>>>
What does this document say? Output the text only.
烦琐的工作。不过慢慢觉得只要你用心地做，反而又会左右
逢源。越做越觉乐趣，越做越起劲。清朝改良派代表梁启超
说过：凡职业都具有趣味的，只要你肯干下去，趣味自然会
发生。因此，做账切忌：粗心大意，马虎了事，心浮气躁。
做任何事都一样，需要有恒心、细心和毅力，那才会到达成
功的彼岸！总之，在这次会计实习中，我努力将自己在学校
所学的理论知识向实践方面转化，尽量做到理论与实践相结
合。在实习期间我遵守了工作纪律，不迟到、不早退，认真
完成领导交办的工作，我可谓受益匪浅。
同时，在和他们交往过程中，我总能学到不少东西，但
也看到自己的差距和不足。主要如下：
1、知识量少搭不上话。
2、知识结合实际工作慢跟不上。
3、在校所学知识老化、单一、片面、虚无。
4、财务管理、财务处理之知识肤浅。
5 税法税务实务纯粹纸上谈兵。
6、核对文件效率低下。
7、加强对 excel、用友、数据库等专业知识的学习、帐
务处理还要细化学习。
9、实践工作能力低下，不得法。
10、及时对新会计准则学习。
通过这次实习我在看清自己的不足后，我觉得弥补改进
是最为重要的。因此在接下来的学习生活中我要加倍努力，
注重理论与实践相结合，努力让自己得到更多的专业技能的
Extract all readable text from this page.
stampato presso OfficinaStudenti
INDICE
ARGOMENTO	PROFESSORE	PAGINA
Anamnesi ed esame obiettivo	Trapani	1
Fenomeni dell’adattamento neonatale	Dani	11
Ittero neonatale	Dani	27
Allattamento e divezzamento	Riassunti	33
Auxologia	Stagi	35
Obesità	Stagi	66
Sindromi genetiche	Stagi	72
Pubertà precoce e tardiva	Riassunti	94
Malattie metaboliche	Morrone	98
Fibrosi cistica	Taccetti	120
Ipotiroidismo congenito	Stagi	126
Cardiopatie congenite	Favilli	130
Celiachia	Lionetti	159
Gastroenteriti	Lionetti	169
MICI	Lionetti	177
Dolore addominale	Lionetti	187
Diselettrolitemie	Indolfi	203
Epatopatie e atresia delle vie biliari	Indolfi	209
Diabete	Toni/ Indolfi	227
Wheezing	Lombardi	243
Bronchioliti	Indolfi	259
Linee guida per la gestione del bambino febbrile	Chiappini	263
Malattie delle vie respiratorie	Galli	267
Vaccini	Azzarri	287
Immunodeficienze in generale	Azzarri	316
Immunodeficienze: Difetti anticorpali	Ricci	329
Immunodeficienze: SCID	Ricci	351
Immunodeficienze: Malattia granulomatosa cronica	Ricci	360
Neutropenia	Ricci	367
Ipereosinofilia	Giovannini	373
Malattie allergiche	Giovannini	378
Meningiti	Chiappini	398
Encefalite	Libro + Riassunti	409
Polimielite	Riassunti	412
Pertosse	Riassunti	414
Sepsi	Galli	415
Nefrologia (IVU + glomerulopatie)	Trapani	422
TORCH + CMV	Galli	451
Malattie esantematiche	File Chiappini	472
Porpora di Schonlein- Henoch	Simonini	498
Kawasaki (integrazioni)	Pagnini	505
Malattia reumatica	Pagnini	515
<<<
GIVEN EXERCISE ▸
Where a line holds "text", copy that line.

WORKED SOLUTION ▸
What does this document say? Output the text only.
Extract all readable text from this page.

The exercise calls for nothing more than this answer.